▸ **Short exercise**: Quote the data below in full, please, without altering anything.

══ Dataset ══

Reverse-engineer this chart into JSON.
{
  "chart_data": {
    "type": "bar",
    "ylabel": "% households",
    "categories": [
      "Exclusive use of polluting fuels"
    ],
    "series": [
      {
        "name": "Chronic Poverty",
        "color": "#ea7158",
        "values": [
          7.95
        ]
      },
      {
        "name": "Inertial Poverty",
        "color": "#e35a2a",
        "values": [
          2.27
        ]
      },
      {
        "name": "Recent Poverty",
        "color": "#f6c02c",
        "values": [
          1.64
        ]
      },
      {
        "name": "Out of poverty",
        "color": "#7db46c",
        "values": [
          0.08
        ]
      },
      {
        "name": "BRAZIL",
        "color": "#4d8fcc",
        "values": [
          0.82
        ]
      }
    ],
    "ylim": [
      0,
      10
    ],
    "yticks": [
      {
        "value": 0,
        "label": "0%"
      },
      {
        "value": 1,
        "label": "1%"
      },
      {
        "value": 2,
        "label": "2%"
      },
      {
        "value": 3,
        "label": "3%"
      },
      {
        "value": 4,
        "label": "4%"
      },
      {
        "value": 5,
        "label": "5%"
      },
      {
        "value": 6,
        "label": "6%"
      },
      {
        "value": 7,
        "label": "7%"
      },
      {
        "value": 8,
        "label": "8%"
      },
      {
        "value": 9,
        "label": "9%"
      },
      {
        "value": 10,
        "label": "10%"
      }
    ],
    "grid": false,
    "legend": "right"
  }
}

═══

▸ **Answer to the task**:
Reverse-engineer this chart into JSON.
{
  "chart_data": {
    "type": "bar",
    "ylabel": "% households",
    "categories": [
      "Exclusive use of polluting fuels"
    ],
    "series": [
      {
        "name": "Chronic Poverty",
        "color": "#ea7158",
        "values": [
          7.95
        ]
      },
      {
        "name": "Inertial Poverty",
        "color": "#e35a2a",
        "values": [
          2.27
        ]
      },
      {
        "name": "Recent Poverty",
        "color": "#f6c02c",
        "values": [
          1.64
        ]
      },
      {
        "name": "Out of poverty",
        "color": "#7db46c",
        "values": [
          0.08
        ]
      },
      {
        "name": "BRAZIL",
        "color": "#4d8fcc",
        "values": [
          0.82
        ]
      }
    ],
    "ylim": [
      0,
      10
    ],
    "yticks": [
      {
        "value": 0,
        "label": "0%"
      },
      {
        "value": 1,
        "label": "1%"
      },
      {
        "value": 2,
        "label": "2%"
      },
      {
        "value": 3,
        "label": "3%"
      },
      {
        "value": 4,
        "label": "4%"
      },
      {
        "value": 5,
        "label": "5%"
      },
      {
        "value": 6,
        "label": "6%"
      },
      {
        "value": 7,
        "label": "7%"
      },
      {
        "value": 8,
        "label": "8%"
      },
      {
        "value": 9,
        "label": "9%"
      },
      {
        "value": 10,
        "label": "10%"
      }
    ],
    "grid": false,
    "legend": "right"
  }
}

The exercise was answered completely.